:: Objective ::
In the listing below, please print the line that contains "Output the text content of this document." and every line that follows it, exactly.

:: Available data ::
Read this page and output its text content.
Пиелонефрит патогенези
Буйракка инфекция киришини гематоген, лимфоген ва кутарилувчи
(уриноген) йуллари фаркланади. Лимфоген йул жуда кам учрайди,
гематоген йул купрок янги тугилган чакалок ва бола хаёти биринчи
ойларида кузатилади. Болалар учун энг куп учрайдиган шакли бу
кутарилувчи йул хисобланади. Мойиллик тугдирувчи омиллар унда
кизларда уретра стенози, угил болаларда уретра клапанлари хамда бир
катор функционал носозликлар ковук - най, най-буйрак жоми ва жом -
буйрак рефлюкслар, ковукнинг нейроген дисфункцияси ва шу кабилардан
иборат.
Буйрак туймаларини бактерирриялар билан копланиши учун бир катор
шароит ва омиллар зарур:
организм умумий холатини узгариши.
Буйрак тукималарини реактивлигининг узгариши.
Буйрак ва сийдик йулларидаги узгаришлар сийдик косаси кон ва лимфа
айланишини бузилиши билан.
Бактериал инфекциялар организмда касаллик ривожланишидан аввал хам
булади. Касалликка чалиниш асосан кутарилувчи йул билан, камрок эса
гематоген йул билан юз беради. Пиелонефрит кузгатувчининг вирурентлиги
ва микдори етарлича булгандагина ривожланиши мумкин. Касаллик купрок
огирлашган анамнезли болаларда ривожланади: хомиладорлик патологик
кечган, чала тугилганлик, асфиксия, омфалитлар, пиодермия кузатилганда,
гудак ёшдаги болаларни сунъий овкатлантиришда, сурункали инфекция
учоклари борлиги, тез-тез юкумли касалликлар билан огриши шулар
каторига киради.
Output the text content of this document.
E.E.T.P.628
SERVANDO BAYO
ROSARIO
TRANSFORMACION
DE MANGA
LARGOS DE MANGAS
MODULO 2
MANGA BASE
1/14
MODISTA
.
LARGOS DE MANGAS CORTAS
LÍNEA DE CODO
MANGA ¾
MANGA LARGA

:: The reply ::
Output the text content of this document.
E.E.T.P.628
SERVANDO BAYO
ROSARIO
TRANSFORMACION
DE MANGA
LARGOS DE MANGAS
MODULO 2
MANGA BASE
1/14
MODISTA
.
LARGOS DE MANGAS CORTAS
LÍNEA DE CODO
MANGA ¾
MANGA LARGA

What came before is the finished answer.